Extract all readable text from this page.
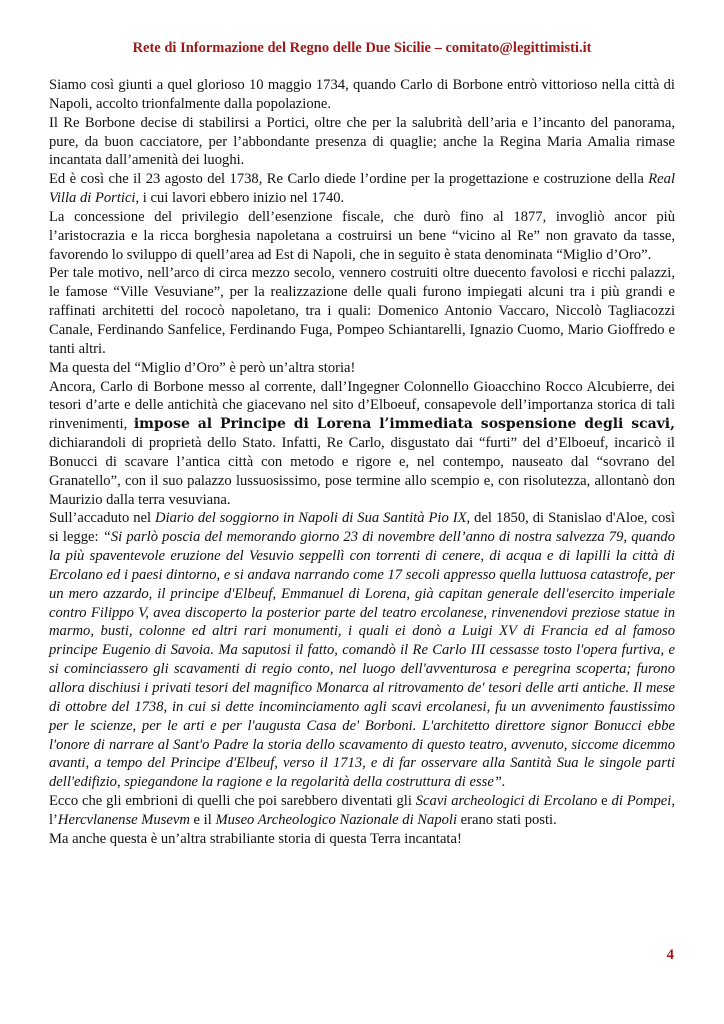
Rete di Informazione del Regno delle Due Sicilie – comitato@legittimisti.it

Siamo così giunti a quel glorioso 10 maggio 1734, quando Carlo di Borbone entrò vittorioso nella città di Napoli, accolto trionfalmente dalla popolazione.

Il Re Borbone decise di stabilirsi a Portici, oltre che per la salubrità dell’aria e l’incanto del panorama, pure, da buon cacciatore, per l’abbondante presenza di quaglie; anche la Regina Maria Amalia rimase incantata dall’amenità dei luoghi.

Ed è così che il 23 agosto del 1738, Re Carlo diede l’ordine per la progettazione e costruzione della Real Villa di Portici, i cui lavori ebbero inizio nel 1740.

La concessione del privilegio dell’esenzione fiscale, che durò fino al 1877, invogliò ancor più l’aristocrazia e la ricca borghesia napoletana a costruirsi un bene “vicino al Re” non gravato da tasse, favorendo lo sviluppo di quell’area ad Est di Napoli, che in seguito è stata denominata “Miglio d’Oro”.

Per tale motivo, nell’arco di circa mezzo secolo, vennero costruiti oltre duecento favolosi e ricchi palazzi, le famose “Ville Vesuviane”, per la realizzazione delle quali furono impiegati alcuni tra i più grandi e raffinati architetti del rococò napoletano, tra i quali: Domenico Antonio Vaccaro, Niccolò Tagliacozzi Canale, Ferdinando Sanfelice, Ferdinando Fuga, Pompeo Schiantarelli, Ignazio Cuomo, Mario Gioffredo e tanti altri.

Ma questa del “Miglio d’Oro” è però un’altra storia!

Ancora, Carlo di Borbone messo al corrente, dall’Ingegner Colonnello Gioacchino Rocco Alcubierre, dei tesori d’arte e delle antichità che giacevano nel sito d’Elboeuf, consapevole dell’importanza storica di tali rinvenimenti, impose al Principe di Lorena l’immediata sospensione degli scavi, dichiarandoli di proprietà dello Stato. Infatti, Re Carlo, disgustato dai “furti” del d’Elboeuf, incaricò il Bonucci di scavare l’antica città con metodo e rigore e, nel contempo, nauseato dal “sovrano del Granatello”, con il suo palazzo lussuosissimo, pose termine allo scempio e, con risolutezza, allontanò don Maurizio dalla terra vesuviana.

Sull’accaduto nel Diario del soggiorno in Napoli di Sua Santità Pio IX, del 1850, di Stanislao d'Aloe, così si legge: “Si parlò poscia del memorando giorno 23 di novembre dell’anno di nostra salvezza 79, quando la più spaventevole eruzione del Vesuvio seppellì con torrenti di cenere, di acqua e di lapilli la città di Ercolano ed i paesi dintorno, e si andava narrando come 17 secoli appresso quella luttuosa catastrofe, per un mero azzardo, il principe d'Elbeuf, Emmanuel di Lorena, già capitan generale dell'esercito imperiale contro Filippo V, avea discoperto la posterior parte del teatro ercolanese, rinvenendovi preziose statue in marmo, busti, colonne ed altri rari monumenti, i quali ei donò a Luigi XV di Francia ed al famoso principe Eugenio di Savoia. Ma saputosi il fatto, comandò il Re Carlo III cessasse tosto l'opera furtiva, e si cominciassero gli scavamenti di regio conto, nel luogo dell'avventurosa e peregrina scoperta; furono allora dischiusi i privati tesori del magnifico Monarca al ritrovamento de' tesori delle arti antiche. Il mese di ottobre del 1738, in cui si dette incominciamento agli scavi ercolanesi, fu un avvenimento faustissimo per le scienze, per le arti e per l'augusta Casa de' Borboni. L'architetto direttore signor Bonucci ebbe l'onore di narrare al Sant'o Padre la storia dello scavamento di questo teatro, avvenuto, siccome dicemmo avanti, a tempo del Principe d'Elbeuf, verso il 1713, e di far osservare alla Santità Sua le singole parti dell'edifizio, spiegandone la ragione e la regolarità della costruttura di esse”.

Ecco che gli embrioni di quelli che poi sarebbero diventati gli Scavi archeologici di Ercolano e di Pompei, l’Hercvlanense Musevm e il Museo Archeologico Nazionale di Napoli erano stati posti.

Ma anche questa è un’altra strabiliante storia di questa Terra incantata!

4
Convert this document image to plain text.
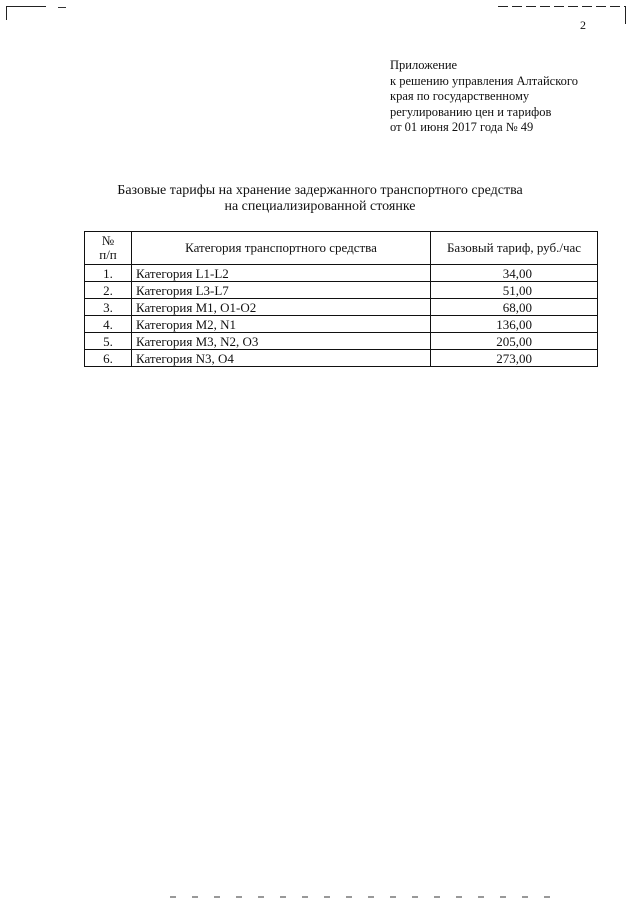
2
Приложение
к решению управления Алтайского
края по государственному
регулированию цен и тарифов
от 01 июня 2017 года № 49
Базовые тарифы на хранение задержанного транспортного средства
на специализированной стоянке
№
п/п	Категория транспортного средства	Базовый тариф, руб./час
1.	Категория L1-L2	34,00
2.	Категория L3-L7	51,00
3.	Категория М1, О1-О2	68,00
4.	Категория М2, N1	136,00
5.	Категория М3, N2, О3	205,00
6.	Категория N3, О4	273,00
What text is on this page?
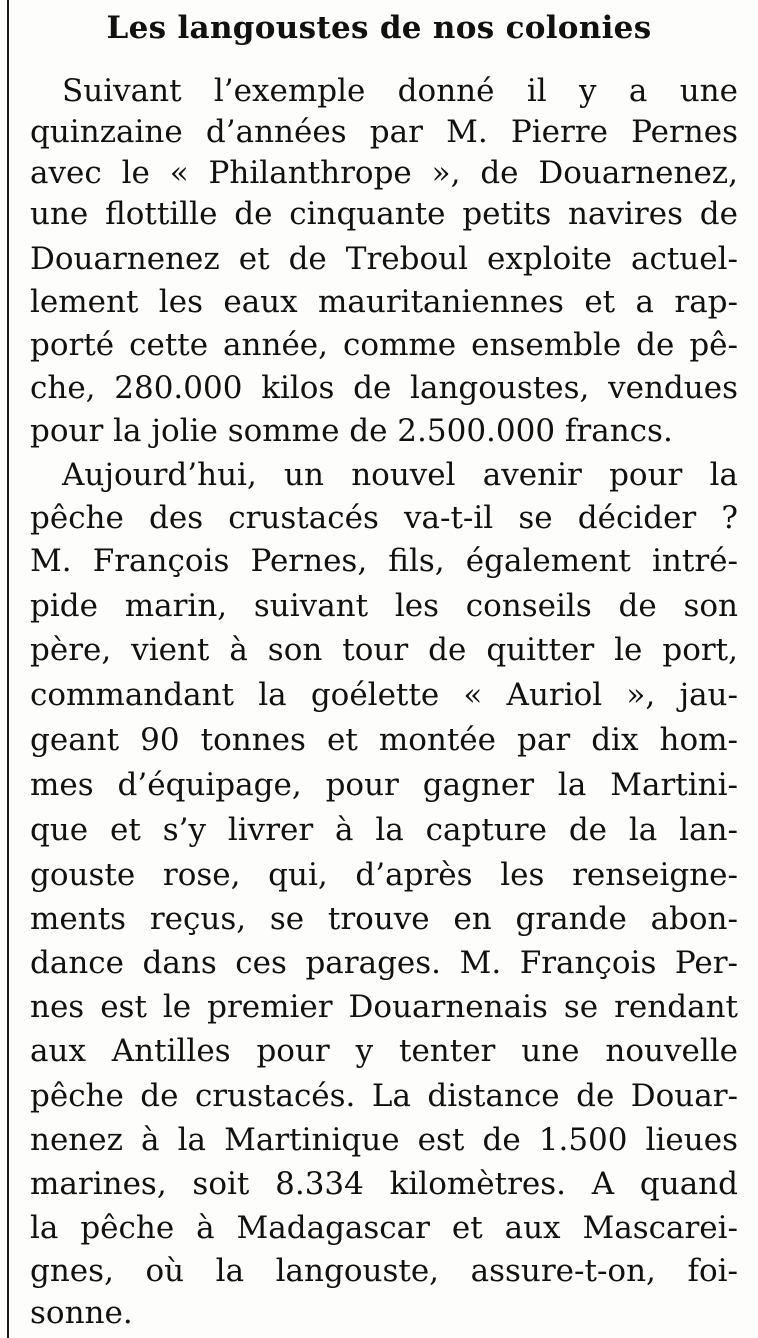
Les langoustes de nos colonies
Suivant l’exemple donné il y a une
quinzaine d’années par M. Pierre Pernes
avec le « Philanthrope », de Douarnenez,
une flottille de cinquante petits navires de
Douarnenez et de Treboul exploite actuel-
lement les eaux mauritaniennes et a rap-
porté cette année, comme ensemble de pê-
che, 280.000 kilos de langoustes, vendues
pour la jolie somme de 2.500.000 francs.
Aujourd’hui, un nouvel avenir pour la
pêche des crustacés va-t-il se décider ?
M. François Pernes, fils, également intré-
pide marin, suivant les conseils de son
père, vient à son tour de quitter le port,
commandant la goélette « Auriol », jau-
geant 90 tonnes et montée par dix hom-
mes d’équipage, pour gagner la Martini-
que et s’y livrer à la capture de la lan-
gouste rose, qui, d’après les renseigne-
ments reçus, se trouve en grande abon-
dance dans ces parages. M. François Per-
nes est le premier Douarnenais se rendant
aux Antilles pour y tenter une nouvelle
pêche de crustacés. La distance de Douar-
nenez à la Martinique est de 1.500 lieues
marines, soit 8.334 kilomètres. A quand
la pêche à Madagascar et aux Mascarei-
gnes, où la langouste, assure-t-on, foi-
sonne.
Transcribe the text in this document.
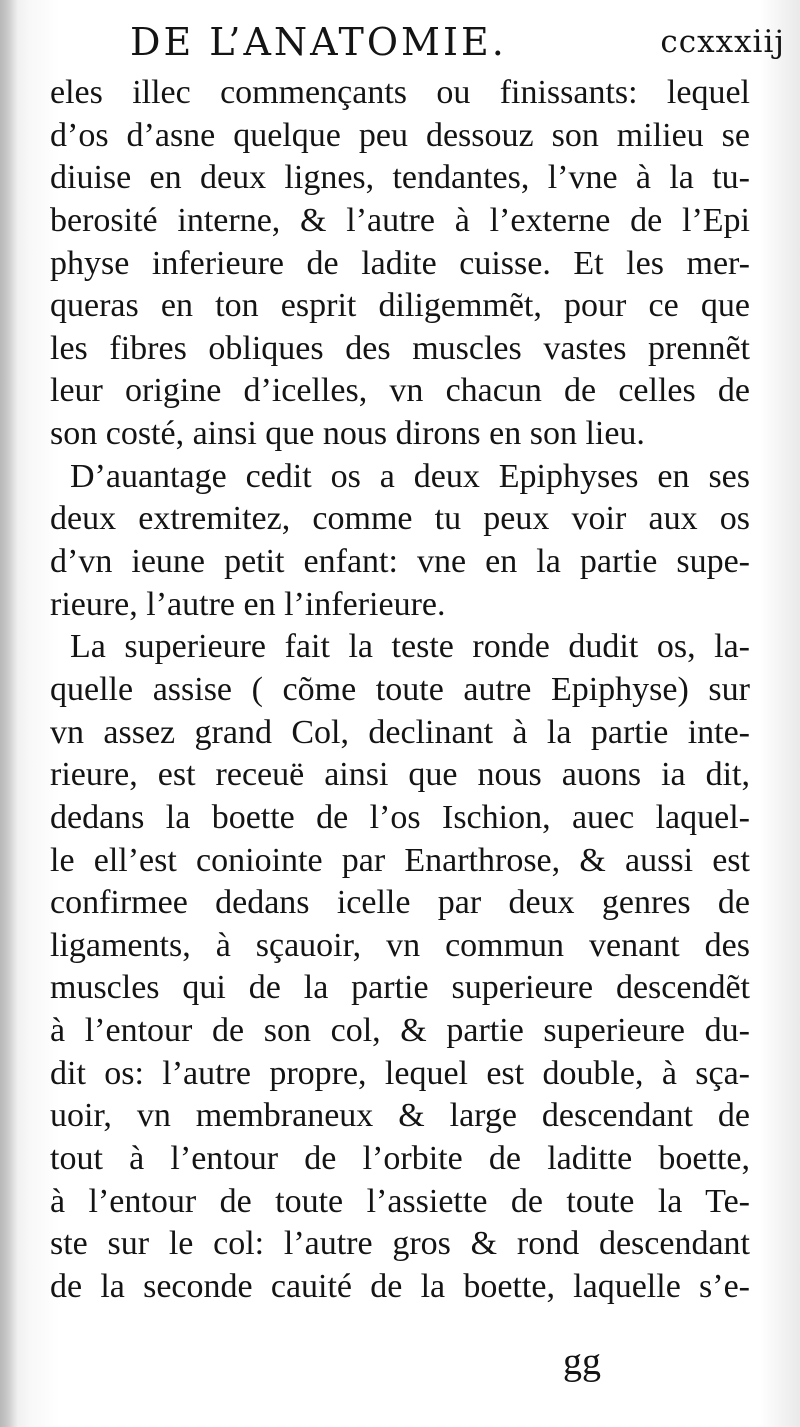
DE L’ANATOMIE.	ccxxxiij
eles illec commençants ou finissants: lequel
d’os d’asne quelque peu dessouz son milieu se
diuise en deux lignes, tendantes, l’vne à la tu-
berosité interne, & l’autre à l’externe de l’Epi
physe inferieure de ladite cuisse. Et les mer-
queras en ton esprit diligemmẽt, pour ce que
les fibres obliques des muscles vastes prennẽt
leur origine d’icelles, vn chacun de celles de
son costé, ainsi que nous dirons en son lieu.
D’auantage cedit os a deux Epiphyses en ses
deux extremitez, comme tu peux voir aux os
d’vn ieune petit enfant: vne en la partie supe-
rieure, l’autre en l’inferieure.
La superieure fait la teste ronde dudit os, la-
quelle assise ( cõme toute autre Epiphyse) sur
vn assez grand Col, declinant à la partie inte-
rieure, est receuë ainsi que nous auons ia dit,
dedans la boette de l’os Ischion, auec laquel-
le ell’est coniointe par Enarthrose, & aussi est
confirmee dedans icelle par deux genres de
ligaments, à sçauoir, vn commun venant des
muscles qui de la partie superieure descendẽt
à l’entour de son col, & partie superieure du-
dit os: l’autre propre, lequel est double, à sça-
uoir, vn membraneux & large descendant de
tout à l’entour de l’orbite de laditte boette,
à l’entour de toute l’assiette de toute la Te-
ste sur le col: l’autre gros & rond descendant
de la seconde cauité de la boette, laquelle s’e-
gg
• • • •
Exercise task ▸ Output all of the data exactly as it stands, minus any images.

Expected answer ▸
Extract all readable text from this page.
Rete di Informazione del Regno delle Due Sicilie – comitato@legittimisti.it

Siamo così giunti a quel glorioso 10 maggio 1734, quando Carlo di Borbone entrò vittorioso nella città di Napoli, accolto trionfalmente dalla popolazione.

Il Re Borbone decise di stabilirsi a Portici, oltre che per la salubrità dell’aria e l’incanto del panorama, pure, da buon cacciatore, per l’abbondante presenza di quaglie; anche la Regina Maria Amalia rimase incantata dall’amenità dei luoghi.

Ed è così che il 23 agosto del 1738, Re Carlo diede l’ordine per la progettazione e costruzione della Real Villa di Portici, i cui lavori ebbero inizio nel 1740.

La concessione del privilegio dell’esenzione fiscale, che durò fino al 1877, invogliò ancor più l’aristocrazia e la ricca borghesia napoletana a costruirsi un bene “vicino al Re” non gravato da tasse, favorendo lo sviluppo di quell’area ad Est di Napoli, che in seguito è stata denominata “Miglio d’Oro”.

Per tale motivo, nell’arco di circa mezzo secolo, vennero costruiti oltre duecento favolosi e ricchi palazzi, le famose “Ville Vesuviane”, per la realizzazione delle quali furono impiegati alcuni tra i più grandi e raffinati architetti del rococò napoletano, tra i quali: Domenico Antonio Vaccaro, Niccolò Tagliacozzi Canale, Ferdinando Sanfelice, Ferdinando Fuga, Pompeo Schiantarelli, Ignazio Cuomo, Mario Gioffredo e tanti altri.

Ma questa del “Miglio d’Oro” è però un’altra storia!

Ancora, Carlo di Borbone messo al corrente, dall’Ingegner Colonnello Gioacchino Rocco Alcubierre, dei tesori d’arte e delle antichità che giacevano nel sito d’Elboeuf, consapevole dell’importanza storica di tali rinvenimenti, impose al Principe di Lorena l’immediata sospensione degli scavi, dichiarandoli di proprietà dello Stato. Infatti, Re Carlo, disgustato dai “furti” del d’Elboeuf, incaricò il Bonucci di scavare l’antica città con metodo e rigore e, nel contempo, nauseato dal “sovrano del Granatello”, con il suo palazzo lussuosissimo, pose termine allo scempio e, con risolutezza, allontanò don Maurizio dalla terra vesuviana.

Sull’accaduto nel Diario del soggiorno in Napoli di Sua Santità Pio IX, del 1850, di Stanislao d'Aloe, così si legge: “Si parlò poscia del memorando giorno 23 di novembre dell’anno di nostra salvezza 79, quando la più spaventevole eruzione del Vesuvio seppellì con torrenti di cenere, di acqua e di lapilli la città di Ercolano ed i paesi dintorno, e si andava narrando come 17 secoli appresso quella luttuosa catastrofe, per un mero azzardo, il principe d'Elbeuf, Emmanuel di Lorena, già capitan generale dell'esercito imperiale contro Filippo V, avea discoperto la posterior parte del teatro ercolanese, rinvenendovi preziose statue in marmo, busti, colonne ed altri rari monumenti, i quali ei donò a Luigi XV di Francia ed al famoso principe Eugenio di Savoia. Ma saputosi il fatto, comandò il Re Carlo III cessasse tosto l'opera furtiva, e si cominciassero gli scavamenti di regio conto, nel luogo dell'avventurosa e peregrina scoperta; furono allora dischiusi i privati tesori del magnifico Monarca al ritrovamento de' tesori delle arti antiche. Il mese di ottobre del 1738, in cui si dette incominciamento agli scavi ercolanesi, fu un avvenimento faustissimo per le scienze, per le arti e per l'augusta Casa de' Borboni. L'architetto direttore signor Bonucci ebbe l'onore di narrare al Sant'o Padre la storia dello scavamento di questo teatro, avvenuto, siccome dicemmo avanti, a tempo del Principe d'Elbeuf, verso il 1713, e di far osservare alla Santità Sua le singole parti dell'edifizio, spiegandone la ragione e la regolarità della costruttura di esse”.

Ecco che gli embrioni di quelli che poi sarebbero diventati gli Scavi archeologici di Ercolano e di Pompei, l’Hercvlanense Musevm e il Museo Archeologico Nazionale di Napoli erano stati posti.

Ma anche questa è un’altra strabiliante storia di questa Terra incantata!

4
Convert this document image to plain text.
2
Приложение
к решению управления Алтайского
края по государственному
регулированию цен и тарифов
от 01 июня 2017 года № 49
Базовые тарифы на хранение задержанного транспортного средства
на специализированной стоянке
№
п/п	Категория транспортного средства	Базовый тариф, руб./час
1.	Категория L1-L2	34,00
2.	Категория L3-L7	51,00
3.	Категория М1, О1-О2	68,00
4.	Категория М2, N1	136,00
5.	Категория М3, N2, О3	205,00
6.	Категория N3, О4	273,00
What text is on this page?
Les langoustes de nos colonies
Suivant l’exemple donné il y a une
quinzaine d’années par M. Pierre Pernes
avec le « Philanthrope », de Douarnenez,
une flottille de cinquante petits navires de
Douarnenez et de Treboul exploite actuel-
lement les eaux mauritaniennes et a rap-
porté cette année, comme ensemble de pê-
che, 280.000 kilos de langoustes, vendues
pour la jolie somme de 2.500.000 francs.
Aujourd’hui, un nouvel avenir pour la
pêche des crustacés va-t-il se décider ?
M. François Pernes, fils, également intré-
pide marin, suivant les conseils de son
père, vient à son tour de quitter le port,
commandant la goélette « Auriol », jau-
geant 90 tonnes et montée par dix hom-
mes d’équipage, pour gagner la Martini-
que et s’y livrer à la capture de la lan-
gouste rose, qui, d’après les renseigne-
ments reçus, se trouve en grande abon-
dance dans ces parages. M. François Per-
nes est le premier Douarnenais se rendant
aux Antilles pour y tenter une nouvelle
pêche de crustacés. La distance de Douar-
nenez à la Martinique est de 1.500 lieues
marines, soit 8.334 kilomètres. A quand
la pêche à Madagascar et aux Mascarei-
gnes, où la langouste, assure-t-on, foi-
sonne.
Transcribe the text in this document.
DE L’ANATOMIE.	ccxxxiij
eles illec commençants ou finissants: lequel
d’os d’asne quelque peu dessouz son milieu se
diuise en deux lignes, tendantes, l’vne à la tu-
berosité interne, & l’autre à l’externe de l’Epi
physe inferieure de ladite cuisse. Et les mer-
queras en ton esprit diligemmẽt, pour ce que
les fibres obliques des muscles vastes prennẽt
leur origine d’icelles, vn chacun de celles de
son costé, ainsi que nous dirons en son lieu.
D’auantage cedit os a deux Epiphyses en ses
deux extremitez, comme tu peux voir aux os
d’vn ieune petit enfant: vne en la partie supe-
rieure, l’autre en l’inferieure.
La superieure fait la teste ronde dudit os, la-
quelle assise ( cõme toute autre Epiphyse) sur
vn assez grand Col, declinant à la partie inte-
rieure, est receuë ainsi que nous auons ia dit,
dedans la boette de l’os Ischion, auec laquel-
le ell’est coniointe par Enarthrose, & aussi est
confirmee dedans icelle par deux genres de
ligaments, à sçauoir, vn commun venant des
muscles qui de la partie superieure descendẽt
à l’entour de son col, & partie superieure du-
dit os: l’autre propre, lequel est double, à sça-
uoir, vn membraneux & large descendant de
tout à l’entour de l’orbite de laditte boette,
à l’entour de toute l’assiette de toute la Te-
ste sur le col: l’autre gros & rond descendant
de la seconde cauité de la boette, laquelle s’e-
gg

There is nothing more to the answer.